§ WHAT TO WORK ON: Every line that holds "ffffff" should be shown.

— start of GIVEN ENTRIES —

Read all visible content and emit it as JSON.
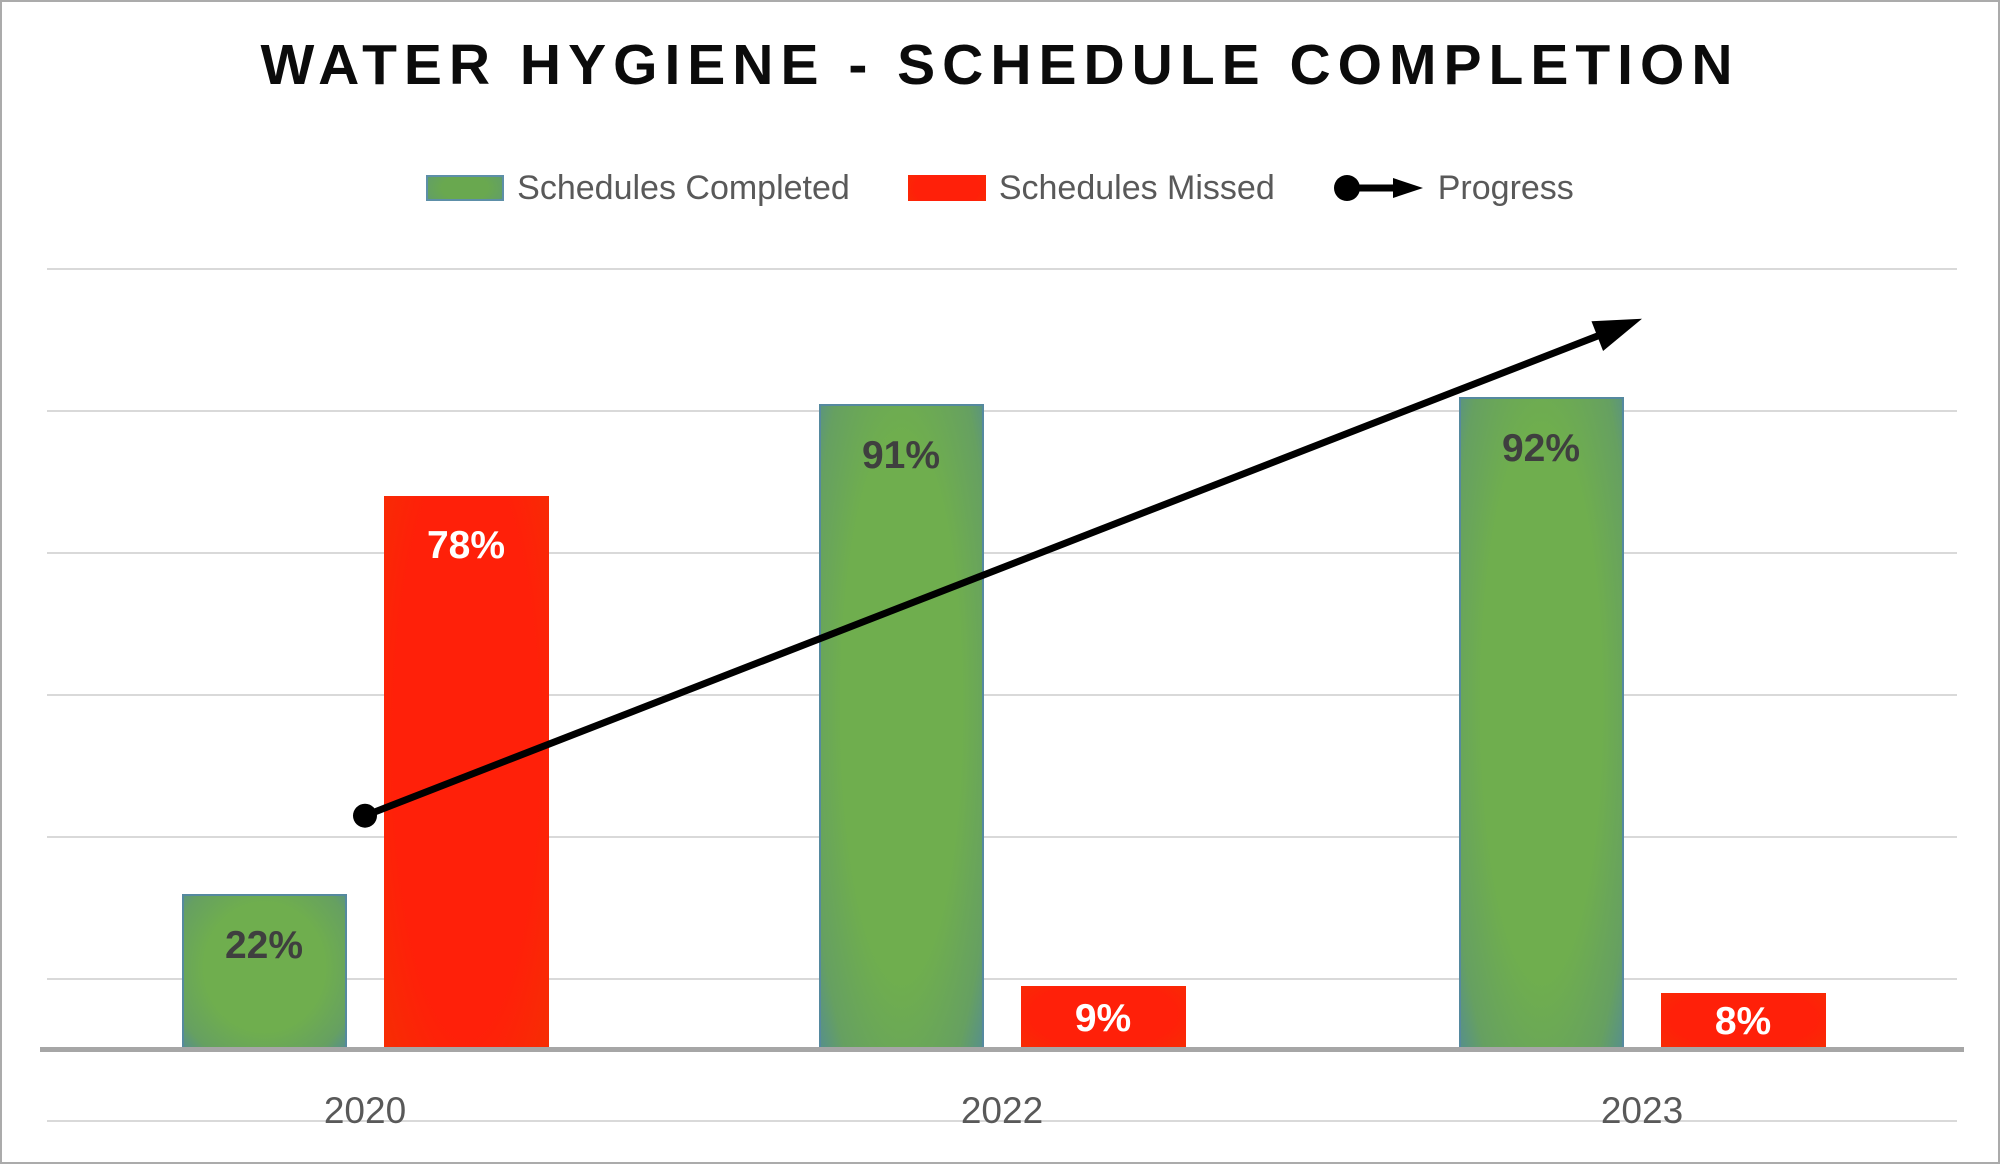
{
  "title": "WATER HYGIENE - SCHEDULE COMPLETION",
  "legend": {
    "items": [
      {
        "label": "Schedules Completed",
        "marker": "green-swatch"
      },
      {
        "label": "Schedules Missed",
        "marker": "red-swatch"
      },
      {
        "label": "Progress",
        "marker": "dot-arrow-line"
      }
    ]
  },
  "colors": {
    "completed_fill": "#69a84f",
    "completed_edge": "#4e86a4",
    "missed_fill": "#ff2009",
    "missed_edge": "#f23400",
    "trend": "#000000",
    "gridline": "#d9d9d9",
    "axis_line": "#a6a6a6",
    "axis_text": "#595959",
    "title_text": "#0b0b0b",
    "value_label_dark": "#3f3f3f",
    "value_label_light": "#ffffff"
  },
  "chart_data": {
    "type": "bar",
    "title": "WATER HYGIENE - SCHEDULE COMPLETION",
    "categories": [
      "2020",
      "2022",
      "2023"
    ],
    "series": [
      {
        "name": "Schedules Completed",
        "key": "completed",
        "values": [
          22,
          91,
          92
        ],
        "labels": [
          "22%",
          "91%",
          "92%"
        ],
        "label_color": "#3f3f3f"
      },
      {
        "name": "Schedules Missed",
        "key": "missed",
        "values": [
          78,
          9,
          8
        ],
        "labels": [
          "78%",
          "9%",
          "8%"
        ],
        "label_color": "#ffffff"
      }
    ],
    "value_suffix": "%",
    "xlabel": "",
    "ylabel": "",
    "ylim": [
      -10,
      110
    ],
    "gridline_step": 20,
    "grid": "horizontal",
    "legend_position": "top",
    "y_tick_labels_visible": false,
    "trendline": {
      "name": "Progress",
      "start": {
        "category": "2020",
        "value": 33
      },
      "end": {
        "category": "2023",
        "value": 103
      }
    }
  }
}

— end of GIVEN ENTRIES —

§ TASK RESULT:
    "value_label_light": "#ffffff"
        "label_color": "#ffffff"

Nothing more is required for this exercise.